─── EXCERPTED DATA ───
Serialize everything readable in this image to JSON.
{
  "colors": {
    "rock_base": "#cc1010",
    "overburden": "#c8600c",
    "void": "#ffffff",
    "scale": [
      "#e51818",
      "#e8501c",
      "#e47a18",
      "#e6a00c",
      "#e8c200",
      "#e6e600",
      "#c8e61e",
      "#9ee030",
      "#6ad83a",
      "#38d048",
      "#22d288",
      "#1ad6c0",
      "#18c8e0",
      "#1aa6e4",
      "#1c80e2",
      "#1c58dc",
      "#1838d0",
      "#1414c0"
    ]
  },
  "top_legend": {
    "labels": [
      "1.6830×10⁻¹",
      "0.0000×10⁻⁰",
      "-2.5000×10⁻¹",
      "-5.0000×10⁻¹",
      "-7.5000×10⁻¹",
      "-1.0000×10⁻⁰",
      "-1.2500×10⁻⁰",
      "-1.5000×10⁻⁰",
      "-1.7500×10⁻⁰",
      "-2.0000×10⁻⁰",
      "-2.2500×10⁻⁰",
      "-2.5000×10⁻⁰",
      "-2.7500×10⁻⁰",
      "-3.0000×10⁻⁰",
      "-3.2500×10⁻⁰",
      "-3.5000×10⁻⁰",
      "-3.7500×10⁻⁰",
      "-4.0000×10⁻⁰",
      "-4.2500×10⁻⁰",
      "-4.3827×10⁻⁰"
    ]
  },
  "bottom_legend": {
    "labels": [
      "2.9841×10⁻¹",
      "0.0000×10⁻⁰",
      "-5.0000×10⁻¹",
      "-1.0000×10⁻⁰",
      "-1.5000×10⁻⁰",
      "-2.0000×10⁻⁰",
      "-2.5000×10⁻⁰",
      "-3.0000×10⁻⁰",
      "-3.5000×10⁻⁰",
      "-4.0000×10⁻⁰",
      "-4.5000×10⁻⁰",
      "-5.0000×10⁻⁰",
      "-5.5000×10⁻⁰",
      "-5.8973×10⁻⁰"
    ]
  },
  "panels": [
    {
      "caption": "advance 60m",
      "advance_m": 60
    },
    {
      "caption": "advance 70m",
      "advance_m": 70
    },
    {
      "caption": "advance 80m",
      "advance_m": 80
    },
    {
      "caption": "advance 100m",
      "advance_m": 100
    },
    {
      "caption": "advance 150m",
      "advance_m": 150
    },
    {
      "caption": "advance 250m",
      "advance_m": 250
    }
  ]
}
───
WHAT YOU NEED TO DO:
Give only the number of lines that include the word "caption".

EXERCISE RESULT:
6